## start

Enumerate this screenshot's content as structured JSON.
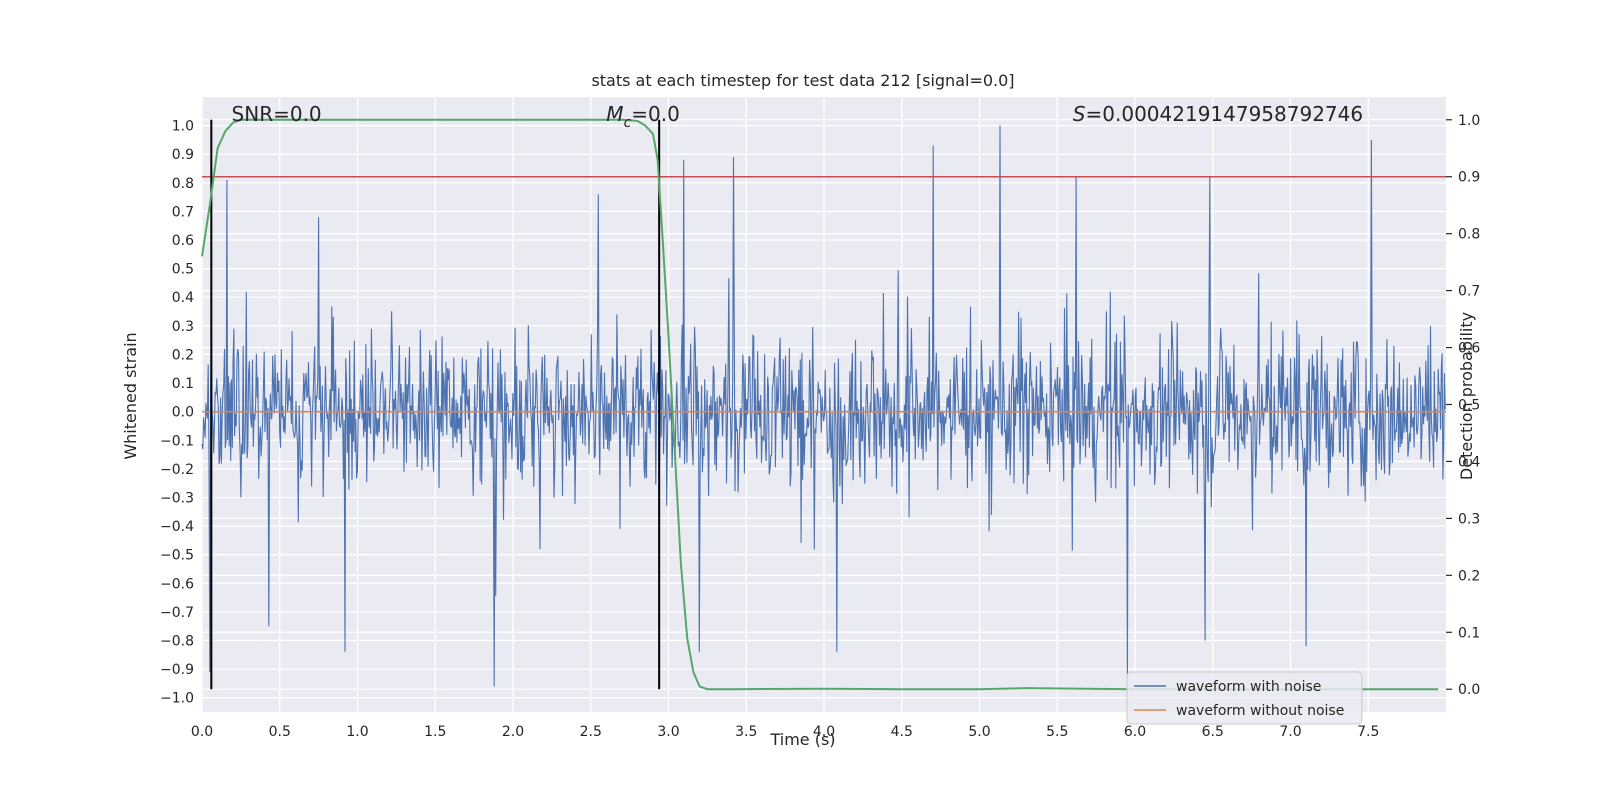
{
  "chart_data": {
    "type": "line",
    "title": "stats at each timestep for test data 212 [signal=0.0]",
    "xlabel": "Time (s)",
    "ylabel": "Whitened strain",
    "ylabel_right": "Detection probability",
    "xlim": [
      0.0,
      8.0
    ],
    "ylim": [
      -1.05,
      1.1
    ],
    "ylim_right": [
      -0.04,
      1.04
    ],
    "xticks": [
      0.0,
      0.5,
      1.0,
      1.5,
      2.0,
      2.5,
      3.0,
      3.5,
      4.0,
      4.5,
      5.0,
      5.5,
      6.0,
      6.5,
      7.0,
      7.5
    ],
    "xtick_labels": [
      "0.0",
      "0.5",
      "1.0",
      "1.5",
      "2.0",
      "2.5",
      "3.0",
      "3.5",
      "4.0",
      "4.5",
      "5.0",
      "5.5",
      "6.0",
      "6.5",
      "7.0",
      "7.5"
    ],
    "yticks": [
      1.0,
      0.9,
      0.8,
      0.7,
      0.6,
      0.5,
      0.4,
      0.3,
      0.2,
      0.1,
      0.0,
      -0.1,
      -0.2,
      -0.3,
      -0.4,
      -0.5,
      -0.6,
      -0.7,
      -0.8,
      -0.9,
      -1.0
    ],
    "ytick_labels": [
      "1.0",
      "0.9",
      "0.8",
      "0.7",
      "0.6",
      "0.5",
      "0.4",
      "0.3",
      "0.2",
      "0.1",
      "0.0",
      "−0.1",
      "−0.2",
      "−0.3",
      "−0.4",
      "−0.5",
      "−0.6",
      "−0.7",
      "−0.8",
      "−0.9",
      "−1.0"
    ],
    "yticks_right": [
      1.0,
      0.9,
      0.8,
      0.7,
      0.6,
      0.5,
      0.4,
      0.3,
      0.2,
      0.1,
      0.0
    ],
    "ytick_labels_right": [
      "1.0",
      "0.9",
      "0.8",
      "0.7",
      "0.6",
      "0.5",
      "0.4",
      "0.3",
      "0.2",
      "0.1",
      "0.0"
    ],
    "grid": true,
    "series": [
      {
        "name": "waveform with noise",
        "color": "#4c72b0",
        "description": "dense noise trace spanning 0-8 s, mostly within ±0.4 with spikes to ±1.0",
        "noise_amplitude": 0.35,
        "notable_peaks": [
          {
            "x": 0.16,
            "y": 0.81
          },
          {
            "x": 0.75,
            "y": 0.68
          },
          {
            "x": 2.55,
            "y": 0.76
          },
          {
            "x": 3.1,
            "y": 0.88
          },
          {
            "x": 3.42,
            "y": 0.89
          },
          {
            "x": 4.7,
            "y": 0.93
          },
          {
            "x": 5.13,
            "y": 1.0
          },
          {
            "x": 5.62,
            "y": 0.82
          },
          {
            "x": 6.48,
            "y": 0.82
          },
          {
            "x": 7.52,
            "y": 0.95
          }
        ],
        "notable_troughs": [
          {
            "x": 0.05,
            "y": -0.91
          },
          {
            "x": 0.43,
            "y": -0.75
          },
          {
            "x": 0.92,
            "y": -0.84
          },
          {
            "x": 1.88,
            "y": -0.96
          },
          {
            "x": 3.2,
            "y": -0.84
          },
          {
            "x": 4.08,
            "y": -0.84
          },
          {
            "x": 5.95,
            "y": -0.93
          },
          {
            "x": 6.45,
            "y": -0.8
          },
          {
            "x": 7.1,
            "y": -0.82
          }
        ]
      },
      {
        "name": "waveform without noise",
        "color": "#dd8452",
        "x": [
          0.0,
          8.0
        ],
        "y": [
          0.0,
          0.0
        ]
      },
      {
        "name": "detection probability",
        "color": "#55a868",
        "axis": "right",
        "x": [
          0.0,
          0.05,
          0.1,
          0.15,
          0.2,
          0.25,
          0.3,
          0.35,
          0.4,
          0.5,
          1.0,
          2.0,
          2.5,
          2.7,
          2.8,
          2.85,
          2.9,
          2.93,
          2.96,
          3.0,
          3.04,
          3.08,
          3.12,
          3.16,
          3.2,
          3.25,
          3.3,
          3.4,
          4.0,
          4.5,
          5.0,
          5.3,
          6.0,
          7.0,
          7.95
        ],
        "y": [
          0.76,
          0.85,
          0.95,
          0.98,
          0.995,
          1.0,
          1.0,
          1.0,
          1.0,
          1.0,
          1.0,
          1.0,
          1.0,
          1.0,
          0.998,
          0.99,
          0.975,
          0.93,
          0.8,
          0.62,
          0.42,
          0.22,
          0.09,
          0.03,
          0.005,
          0.0,
          0.0,
          0.0,
          0.001,
          0.0,
          0.0,
          0.002,
          0.0,
          0.0,
          0.0
        ]
      }
    ],
    "threshold": {
      "value": 0.9,
      "axis": "right",
      "color": "#c44e52"
    },
    "vertical_lines": [
      {
        "x": 0.06,
        "color": "#000000"
      },
      {
        "x": 2.94,
        "color": "#000000"
      }
    ],
    "annotations": [
      {
        "text": "SNR=0.0",
        "x": 0.19
      },
      {
        "text_prefix": "M",
        "subscript": "c",
        "text_suffix": "=0.0",
        "x": 2.6
      },
      {
        "text_prefix": "S",
        "text_suffix": "=0.0004219147958792746",
        "x": 5.6
      }
    ],
    "legend": {
      "placement": "lower-right",
      "entries": [
        {
          "label": "waveform with noise",
          "color": "#4c72b0"
        },
        {
          "label": "waveform without noise",
          "color": "#dd8452"
        }
      ]
    },
    "colors": {
      "plot_background": "#eaeaf2",
      "grid": "#ffffff"
    }
  }
}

## end

Copy out the entries verbatim and leave the images out.

Enumerate this screenshot's content as structured JSON.
{
  "chart_data": {
    "type": "line",
    "title": "stats at each timestep for test data 212 [signal=0.0]",
    "xlabel": "Time (s)",
    "ylabel": "Whitened strain",
    "ylabel_right": "Detection probability",
    "xlim": [
      0.0,
      8.0
    ],
    "ylim": [
      -1.05,
      1.1
    ],
    "ylim_right": [
      -0.04,
      1.04
    ],
    "xticks": [
      0.0,
      0.5,
      1.0,
      1.5,
      2.0,
      2.5,
      3.0,
      3.5,
      4.0,
      4.5,
      5.0,
      5.5,
      6.0,
      6.5,
      7.0,
      7.5
    ],
    "xtick_labels": [
      "0.0",
      "0.5",
      "1.0",
      "1.5",
      "2.0",
      "2.5",
      "3.0",
      "3.5",
      "4.0",
      "4.5",
      "5.0",
      "5.5",
      "6.0",
      "6.5",
      "7.0",
      "7.5"
    ],
    "yticks": [
      1.0,
      0.9,
      0.8,
      0.7,
      0.6,
      0.5,
      0.4,
      0.3,
      0.2,
      0.1,
      0.0,
      -0.1,
      -0.2,
      -0.3,
      -0.4,
      -0.5,
      -0.6,
      -0.7,
      -0.8,
      -0.9,
      -1.0
    ],
    "ytick_labels": [
      "1.0",
      "0.9",
      "0.8",
      "0.7",
      "0.6",
      "0.5",
      "0.4",
      "0.3",
      "0.2",
      "0.1",
      "0.0",
      "−0.1",
      "−0.2",
      "−0.3",
      "−0.4",
      "−0.5",
      "−0.6",
      "−0.7",
      "−0.8",
      "−0.9",
      "−1.0"
    ],
    "yticks_right": [
      1.0,
      0.9,
      0.8,
      0.7,
      0.6,
      0.5,
      0.4,
      0.3,
      0.2,
      0.1,
      0.0
    ],
    "ytick_labels_right": [
      "1.0",
      "0.9",
      "0.8",
      "0.7",
      "0.6",
      "0.5",
      "0.4",
      "0.3",
      "0.2",
      "0.1",
      "0.0"
    ],
    "grid": true,
    "series": [
      {
        "name": "waveform with noise",
        "color": "#4c72b0",
        "description": "dense noise trace spanning 0-8 s, mostly within ±0.4 with spikes to ±1.0",
        "noise_amplitude": 0.35,
        "notable_peaks": [
          {
            "x": 0.16,
            "y": 0.81
          },
          {
            "x": 0.75,
            "y": 0.68
          },
          {
            "x": 2.55,
            "y": 0.76
          },
          {
            "x": 3.1,
            "y": 0.88
          },
          {
            "x": 3.42,
            "y": 0.89
          },
          {
            "x": 4.7,
            "y": 0.93
          },
          {
            "x": 5.13,
            "y": 1.0
          },
          {
            "x": 5.62,
            "y": 0.82
          },
          {
            "x": 6.48,
            "y": 0.82
          },
          {
            "x": 7.52,
            "y": 0.95
          }
        ],
        "notable_troughs": [
          {
            "x": 0.05,
            "y": -0.91
          },
          {
            "x": 0.43,
            "y": -0.75
          },
          {
            "x": 0.92,
            "y": -0.84
          },
          {
            "x": 1.88,
            "y": -0.96
          },
          {
            "x": 3.2,
            "y": -0.84
          },
          {
            "x": 4.08,
            "y": -0.84
          },
          {
            "x": 5.95,
            "y": -0.93
          },
          {
            "x": 6.45,
            "y": -0.8
          },
          {
            "x": 7.1,
            "y": -0.82
          }
        ]
      },
      {
        "name": "waveform without noise",
        "color": "#dd8452",
        "x": [
          0.0,
          8.0
        ],
        "y": [
          0.0,
          0.0
        ]
      },
      {
        "name": "detection probability",
        "color": "#55a868",
        "axis": "right",
        "x": [
          0.0,
          0.05,
          0.1,
          0.15,
          0.2,
          0.25,
          0.3,
          0.35,
          0.4,
          0.5,
          1.0,
          2.0,
          2.5,
          2.7,
          2.8,
          2.85,
          2.9,
          2.93,
          2.96,
          3.0,
          3.04,
          3.08,
          3.12,
          3.16,
          3.2,
          3.25,
          3.3,
          3.4,
          4.0,
          4.5,
          5.0,
          5.3,
          6.0,
          7.0,
          7.95
        ],
        "y": [
          0.76,
          0.85,
          0.95,
          0.98,
          0.995,
          1.0,
          1.0,
          1.0,
          1.0,
          1.0,
          1.0,
          1.0,
          1.0,
          1.0,
          0.998,
          0.99,
          0.975,
          0.93,
          0.8,
          0.62,
          0.42,
          0.22,
          0.09,
          0.03,
          0.005,
          0.0,
          0.0,
          0.0,
          0.001,
          0.0,
          0.0,
          0.002,
          0.0,
          0.0,
          0.0
        ]
      }
    ],
    "threshold": {
      "value": 0.9,
      "axis": "right",
      "color": "#c44e52"
    },
    "vertical_lines": [
      {
        "x": 0.06,
        "color": "#000000"
      },
      {
        "x": 2.94,
        "color": "#000000"
      }
    ],
    "annotations": [
      {
        "text": "SNR=0.0",
        "x": 0.19
      },
      {
        "text_prefix": "M",
        "subscript": "c",
        "text_suffix": "=0.0",
        "x": 2.6
      },
      {
        "text_prefix": "S",
        "text_suffix": "=0.0004219147958792746",
        "x": 5.6
      }
    ],
    "legend": {
      "placement": "lower-right",
      "entries": [
        {
          "label": "waveform with noise",
          "color": "#4c72b0"
        },
        {
          "label": "waveform without noise",
          "color": "#dd8452"
        }
      ]
    },
    "colors": {
      "plot_background": "#eaeaf2",
      "grid": "#ffffff"
    }
  }
}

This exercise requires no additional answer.